» **WHAT YOU SHOULD DO**:
Output all lines exactly, with nothing added or dropped.
++++ MATERIAL FOR THIS TASK ++++
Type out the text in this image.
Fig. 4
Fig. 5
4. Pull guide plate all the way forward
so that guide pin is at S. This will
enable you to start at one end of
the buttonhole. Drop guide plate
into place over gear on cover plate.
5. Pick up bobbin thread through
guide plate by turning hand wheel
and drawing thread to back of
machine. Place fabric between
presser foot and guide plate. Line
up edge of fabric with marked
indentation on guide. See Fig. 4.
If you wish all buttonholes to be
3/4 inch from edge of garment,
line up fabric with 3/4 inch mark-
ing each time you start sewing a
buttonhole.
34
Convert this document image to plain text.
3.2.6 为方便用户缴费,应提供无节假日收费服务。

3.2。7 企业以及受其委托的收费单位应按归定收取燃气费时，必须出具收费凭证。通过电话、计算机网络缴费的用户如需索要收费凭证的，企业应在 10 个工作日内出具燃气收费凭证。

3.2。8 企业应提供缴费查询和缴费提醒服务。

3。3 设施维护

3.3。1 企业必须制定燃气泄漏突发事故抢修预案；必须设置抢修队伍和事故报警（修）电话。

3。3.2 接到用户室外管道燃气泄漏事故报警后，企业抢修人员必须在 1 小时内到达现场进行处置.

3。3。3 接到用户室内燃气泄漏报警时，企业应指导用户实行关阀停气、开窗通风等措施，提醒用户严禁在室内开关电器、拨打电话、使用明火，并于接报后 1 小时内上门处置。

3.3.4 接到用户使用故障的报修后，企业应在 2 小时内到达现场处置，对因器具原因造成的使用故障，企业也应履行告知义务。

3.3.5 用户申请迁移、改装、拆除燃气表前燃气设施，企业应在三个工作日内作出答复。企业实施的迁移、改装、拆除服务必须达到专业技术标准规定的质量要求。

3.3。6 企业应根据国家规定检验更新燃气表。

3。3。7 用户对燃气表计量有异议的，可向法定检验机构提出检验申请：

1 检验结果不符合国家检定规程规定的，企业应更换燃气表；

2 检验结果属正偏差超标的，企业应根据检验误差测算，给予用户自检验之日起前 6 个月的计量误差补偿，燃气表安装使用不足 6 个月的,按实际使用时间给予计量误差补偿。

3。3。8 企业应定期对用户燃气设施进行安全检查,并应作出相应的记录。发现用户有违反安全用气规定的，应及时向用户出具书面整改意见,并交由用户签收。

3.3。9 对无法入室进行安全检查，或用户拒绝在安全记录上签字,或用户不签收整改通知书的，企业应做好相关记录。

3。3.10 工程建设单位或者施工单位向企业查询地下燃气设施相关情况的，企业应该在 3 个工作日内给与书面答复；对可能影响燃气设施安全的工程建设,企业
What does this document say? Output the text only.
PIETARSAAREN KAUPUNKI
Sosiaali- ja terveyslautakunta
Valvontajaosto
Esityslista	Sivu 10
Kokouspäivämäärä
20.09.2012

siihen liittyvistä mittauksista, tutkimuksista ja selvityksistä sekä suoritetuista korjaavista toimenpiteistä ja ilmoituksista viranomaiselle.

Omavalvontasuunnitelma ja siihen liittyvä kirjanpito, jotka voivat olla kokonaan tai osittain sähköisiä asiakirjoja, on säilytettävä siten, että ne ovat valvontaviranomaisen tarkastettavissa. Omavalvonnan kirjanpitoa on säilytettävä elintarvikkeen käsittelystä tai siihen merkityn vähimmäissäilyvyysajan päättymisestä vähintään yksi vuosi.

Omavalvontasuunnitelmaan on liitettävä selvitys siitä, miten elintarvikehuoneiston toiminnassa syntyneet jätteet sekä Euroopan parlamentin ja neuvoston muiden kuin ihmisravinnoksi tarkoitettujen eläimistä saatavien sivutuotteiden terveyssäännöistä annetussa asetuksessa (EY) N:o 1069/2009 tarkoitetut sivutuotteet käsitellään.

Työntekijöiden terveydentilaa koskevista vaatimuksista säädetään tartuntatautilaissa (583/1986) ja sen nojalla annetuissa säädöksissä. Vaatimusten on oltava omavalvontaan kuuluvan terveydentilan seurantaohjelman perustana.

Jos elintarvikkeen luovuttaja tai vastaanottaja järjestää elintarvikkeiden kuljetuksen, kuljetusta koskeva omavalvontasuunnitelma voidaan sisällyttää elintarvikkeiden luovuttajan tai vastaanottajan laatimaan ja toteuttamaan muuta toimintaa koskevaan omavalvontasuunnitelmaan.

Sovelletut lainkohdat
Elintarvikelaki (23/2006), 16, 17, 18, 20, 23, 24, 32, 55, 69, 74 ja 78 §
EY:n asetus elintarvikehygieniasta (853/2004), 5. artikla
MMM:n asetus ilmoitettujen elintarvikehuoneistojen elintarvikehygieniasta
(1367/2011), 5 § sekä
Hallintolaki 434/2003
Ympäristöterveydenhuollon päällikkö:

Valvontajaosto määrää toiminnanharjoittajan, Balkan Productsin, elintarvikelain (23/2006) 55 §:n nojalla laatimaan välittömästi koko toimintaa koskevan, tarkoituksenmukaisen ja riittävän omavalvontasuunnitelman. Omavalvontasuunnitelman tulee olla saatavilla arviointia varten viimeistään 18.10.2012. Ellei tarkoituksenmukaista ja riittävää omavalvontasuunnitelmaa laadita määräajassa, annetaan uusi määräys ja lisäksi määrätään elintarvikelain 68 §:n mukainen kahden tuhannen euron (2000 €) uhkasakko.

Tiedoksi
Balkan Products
++++
» **WRITTEN ANSWER**:
Type out the text in this image.
Fig. 4
Fig. 5
4. Pull guide plate all the way forward
so that guide pin is at S. This will
enable you to start at one end of
the buttonhole. Drop guide plate
into place over gear on cover plate.
5. Pick up bobbin thread through
guide plate by turning hand wheel
and drawing thread to back of
machine. Place fabric between
presser foot and guide plate. Line
up edge of fabric with marked
indentation on guide. See Fig. 4.
If you wish all buttonholes to be
3/4 inch from edge of garment,
line up fabric with 3/4 inch mark-
ing each time you start sewing a
buttonhole.
34
Convert this document image to plain text.
3.2.6 为方便用户缴费,应提供无节假日收费服务。

3.2。7 企业以及受其委托的收费单位应按归定收取燃气费时，必须出具收费凭证。通过电话、计算机网络缴费的用户如需索要收费凭证的，企业应在 10 个工作日内出具燃气收费凭证。

3.2。8 企业应提供缴费查询和缴费提醒服务。

3。3 设施维护

3.3。1 企业必须制定燃气泄漏突发事故抢修预案；必须设置抢修队伍和事故报警（修）电话。

3。3.2 接到用户室外管道燃气泄漏事故报警后，企业抢修人员必须在 1 小时内到达现场进行处置.

3。3。3 接到用户室内燃气泄漏报警时，企业应指导用户实行关阀停气、开窗通风等措施，提醒用户严禁在室内开关电器、拨打电话、使用明火，并于接报后 1 小时内上门处置。

3.3.4 接到用户使用故障的报修后，企业应在 2 小时内到达现场处置，对因器具原因造成的使用故障，企业也应履行告知义务。

3.3.5 用户申请迁移、改装、拆除燃气表前燃气设施，企业应在三个工作日内作出答复。企业实施的迁移、改装、拆除服务必须达到专业技术标准规定的质量要求。

3.3。6 企业应根据国家规定检验更新燃气表。

3。3。7 用户对燃气表计量有异议的，可向法定检验机构提出检验申请：

1 检验结果不符合国家检定规程规定的，企业应更换燃气表；

2 检验结果属正偏差超标的，企业应根据检验误差测算，给予用户自检验之日起前 6 个月的计量误差补偿，燃气表安装使用不足 6 个月的,按实际使用时间给予计量误差补偿。

3。3。8 企业应定期对用户燃气设施进行安全检查,并应作出相应的记录。发现用户有违反安全用气规定的，应及时向用户出具书面整改意见,并交由用户签收。

3.3。9 对无法入室进行安全检查，或用户拒绝在安全记录上签字,或用户不签收整改通知书的，企业应做好相关记录。

3。3.10 工程建设单位或者施工单位向企业查询地下燃气设施相关情况的，企业应该在 3 个工作日内给与书面答复；对可能影响燃气设施安全的工程建设,企业
What does this document say? Output the text only.
PIETARSAAREN KAUPUNKI
Sosiaali- ja terveyslautakunta
Valvontajaosto
Esityslista	Sivu 10
Kokouspäivämäärä
20.09.2012

siihen liittyvistä mittauksista, tutkimuksista ja selvityksistä sekä suoritetuista korjaavista toimenpiteistä ja ilmoituksista viranomaiselle.

Omavalvontasuunnitelma ja siihen liittyvä kirjanpito, jotka voivat olla kokonaan tai osittain sähköisiä asiakirjoja, on säilytettävä siten, että ne ovat valvontaviranomaisen tarkastettavissa. Omavalvonnan kirjanpitoa on säilytettävä elintarvikkeen käsittelystä tai siihen merkityn vähimmäissäilyvyysajan päättymisestä vähintään yksi vuosi.

Omavalvontasuunnitelmaan on liitettävä selvitys siitä, miten elintarvikehuoneiston toiminnassa syntyneet jätteet sekä Euroopan parlamentin ja neuvoston muiden kuin ihmisravinnoksi tarkoitettujen eläimistä saatavien sivutuotteiden terveyssäännöistä annetussa asetuksessa (EY) N:o 1069/2009 tarkoitetut sivutuotteet käsitellään.

Työntekijöiden terveydentilaa koskevista vaatimuksista säädetään tartuntatautilaissa (583/1986) ja sen nojalla annetuissa säädöksissä. Vaatimusten on oltava omavalvontaan kuuluvan terveydentilan seurantaohjelman perustana.

Jos elintarvikkeen luovuttaja tai vastaanottaja järjestää elintarvikkeiden kuljetuksen, kuljetusta koskeva omavalvontasuunnitelma voidaan sisällyttää elintarvikkeiden luovuttajan tai vastaanottajan laatimaan ja toteuttamaan muuta toimintaa koskevaan omavalvontasuunnitelmaan.

Sovelletut lainkohdat
Elintarvikelaki (23/2006), 16, 17, 18, 20, 23, 24, 32, 55, 69, 74 ja 78 §
EY:n asetus elintarvikehygieniasta (853/2004), 5. artikla
MMM:n asetus ilmoitettujen elintarvikehuoneistojen elintarvikehygieniasta
(1367/2011), 5 § sekä
Hallintolaki 434/2003
Ympäristöterveydenhuollon päällikkö:

Valvontajaosto määrää toiminnanharjoittajan, Balkan Productsin, elintarvikelain (23/2006) 55 §:n nojalla laatimaan välittömästi koko toimintaa koskevan, tarkoituksenmukaisen ja riittävän omavalvontasuunnitelman. Omavalvontasuunnitelman tulee olla saatavilla arviointia varten viimeistään 18.10.2012. Ellei tarkoituksenmukaista ja riittävää omavalvontasuunnitelmaa laadita määräajassa, annetaan uusi määräys ja lisäksi määrätään elintarvikelain 68 §:n mukainen kahden tuhannen euron (2000 €) uhkasakko.

Tiedoksi
Balkan Products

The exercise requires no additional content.